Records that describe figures
[start]
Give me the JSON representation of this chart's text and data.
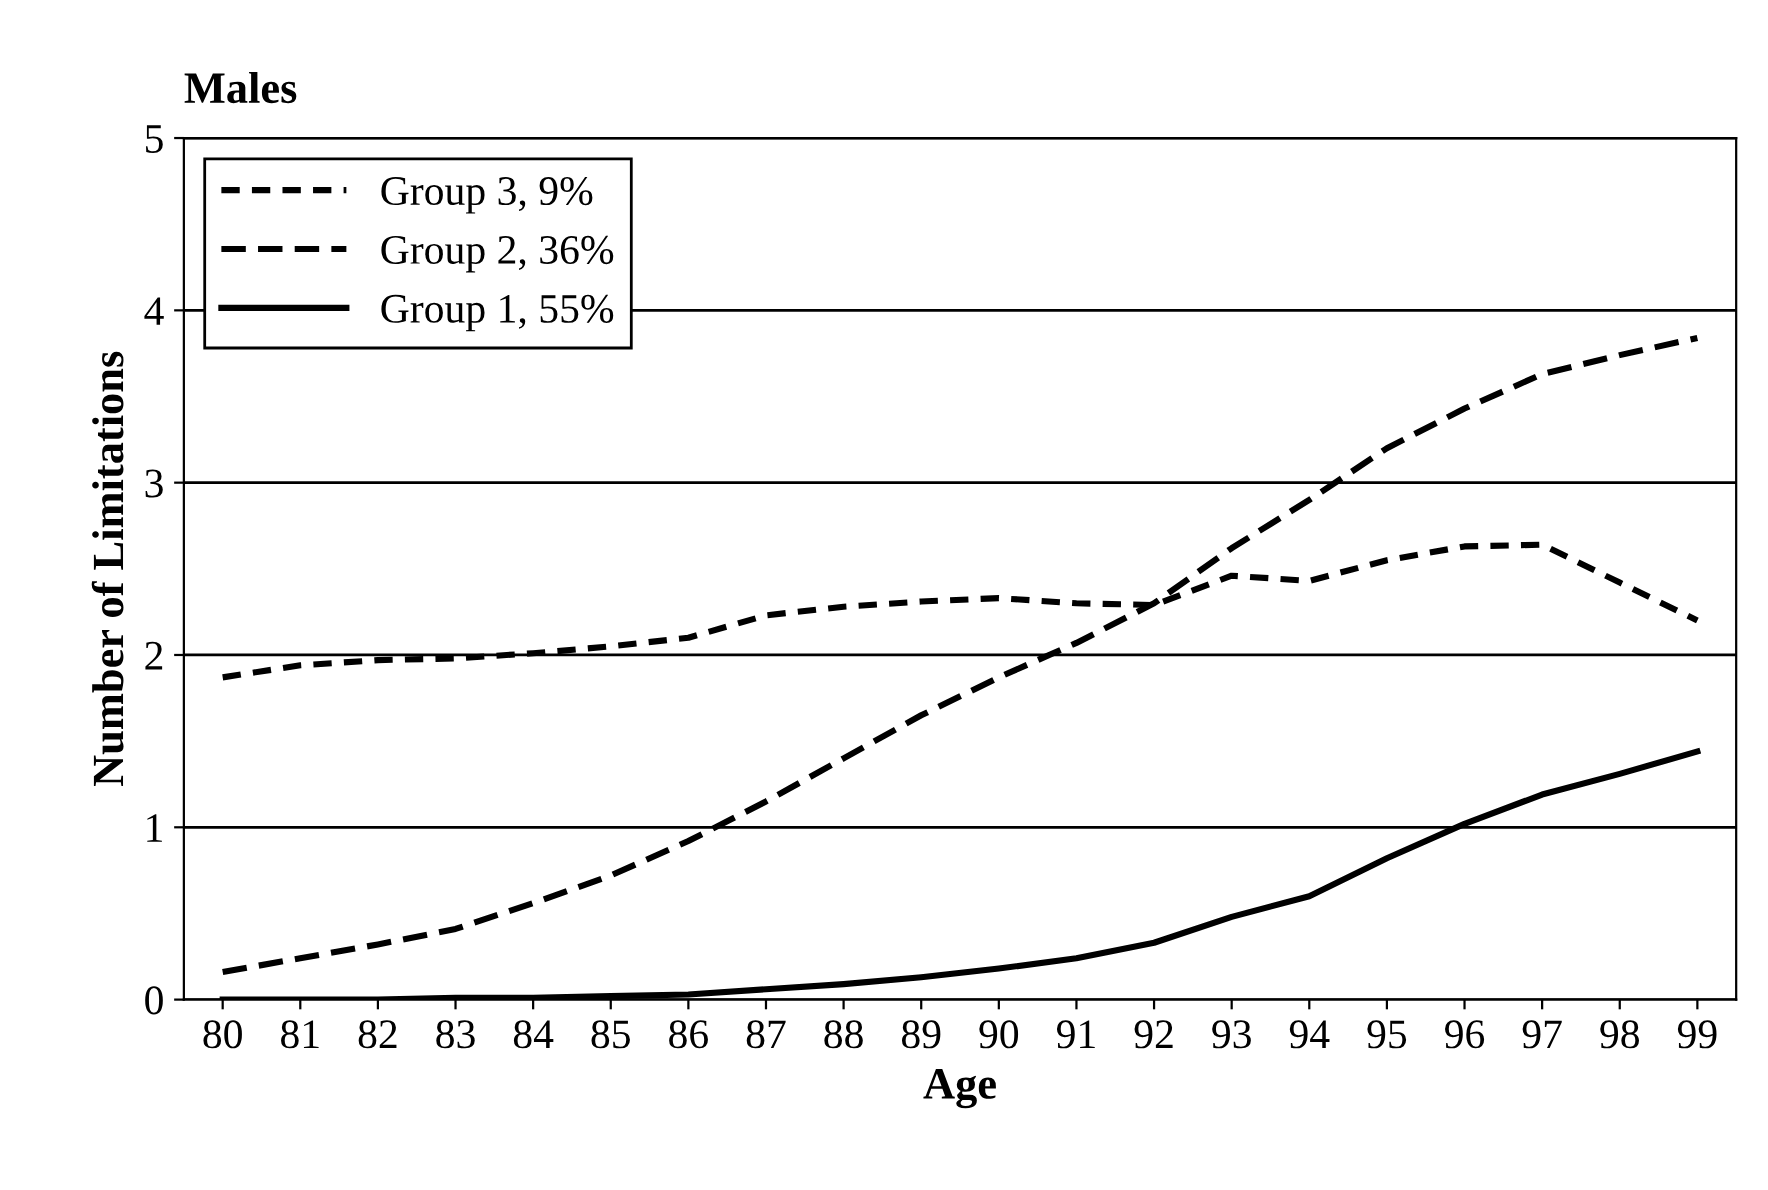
{
  "chart_data": {
    "type": "line",
    "title": "Males",
    "xlabel": "Age",
    "ylabel": "Number of Limitations",
    "categories": [
      "80",
      "81",
      "82",
      "83",
      "84",
      "85",
      "86",
      "87",
      "88",
      "89",
      "90",
      "91",
      "92",
      "93",
      "94",
      "95",
      "96",
      "97",
      "98",
      "99"
    ],
    "ylim": [
      0,
      5
    ],
    "yticks": [
      0,
      1,
      2,
      3,
      4,
      5
    ],
    "grid": "y",
    "legend": "top left",
    "marker": "none",
    "series": [
      {
        "name": "Group 3, 9%",
        "color": "#000000",
        "line_style": "dotted",
        "values": [
          1.87,
          1.94,
          1.97,
          1.98,
          2.01,
          2.05,
          2.1,
          2.23,
          2.28,
          2.31,
          2.33,
          2.3,
          2.29,
          2.46,
          2.43,
          2.55,
          2.63,
          2.64,
          2.42,
          2.2
        ]
      },
      {
        "name": "Group 2, 36%",
        "color": "#000000",
        "line_style": "dashed",
        "values": [
          0.16,
          0.24,
          0.32,
          0.41,
          0.56,
          0.72,
          0.92,
          1.15,
          1.4,
          1.65,
          1.87,
          2.07,
          2.3,
          2.62,
          2.9,
          3.2,
          3.43,
          3.63,
          3.74,
          3.84
        ]
      },
      {
        "name": "Group 1, 55%",
        "color": "#000000",
        "line_style": "solid",
        "values": [
          0,
          0,
          0,
          0.01,
          0.01,
          0.02,
          0.03,
          0.06,
          0.09,
          0.13,
          0.18,
          0.24,
          0.33,
          0.48,
          0.6,
          0.82,
          1.02,
          1.19,
          1.31,
          1.44
        ]
      }
    ]
  }
}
[end]
_Your goal_: Leave the pictures out, and print every line of the listing exactly as written.

_Complete response_:
Give me the JSON representation of this chart's text and data.
{
  "chart_data": {
    "type": "line",
    "title": "Males",
    "xlabel": "Age",
    "ylabel": "Number of Limitations",
    "categories": [
      "80",
      "81",
      "82",
      "83",
      "84",
      "85",
      "86",
      "87",
      "88",
      "89",
      "90",
      "91",
      "92",
      "93",
      "94",
      "95",
      "96",
      "97",
      "98",
      "99"
    ],
    "ylim": [
      0,
      5
    ],
    "yticks": [
      0,
      1,
      2,
      3,
      4,
      5
    ],
    "grid": "y",
    "legend": "top left",
    "marker": "none",
    "series": [
      {
        "name": "Group 3, 9%",
        "color": "#000000",
        "line_style": "dotted",
        "values": [
          1.87,
          1.94,
          1.97,
          1.98,
          2.01,
          2.05,
          2.1,
          2.23,
          2.28,
          2.31,
          2.33,
          2.3,
          2.29,
          2.46,
          2.43,
          2.55,
          2.63,
          2.64,
          2.42,
          2.2
        ]
      },
      {
        "name": "Group 2, 36%",
        "color": "#000000",
        "line_style": "dashed",
        "values": [
          0.16,
          0.24,
          0.32,
          0.41,
          0.56,
          0.72,
          0.92,
          1.15,
          1.4,
          1.65,
          1.87,
          2.07,
          2.3,
          2.62,
          2.9,
          3.2,
          3.43,
          3.63,
          3.74,
          3.84
        ]
      },
      {
        "name": "Group 1, 55%",
        "color": "#000000",
        "line_style": "solid",
        "values": [
          0,
          0,
          0,
          0.01,
          0.01,
          0.02,
          0.03,
          0.06,
          0.09,
          0.13,
          0.18,
          0.24,
          0.33,
          0.48,
          0.6,
          0.82,
          1.02,
          1.19,
          1.31,
          1.44
        ]
      }
    ]
  }
}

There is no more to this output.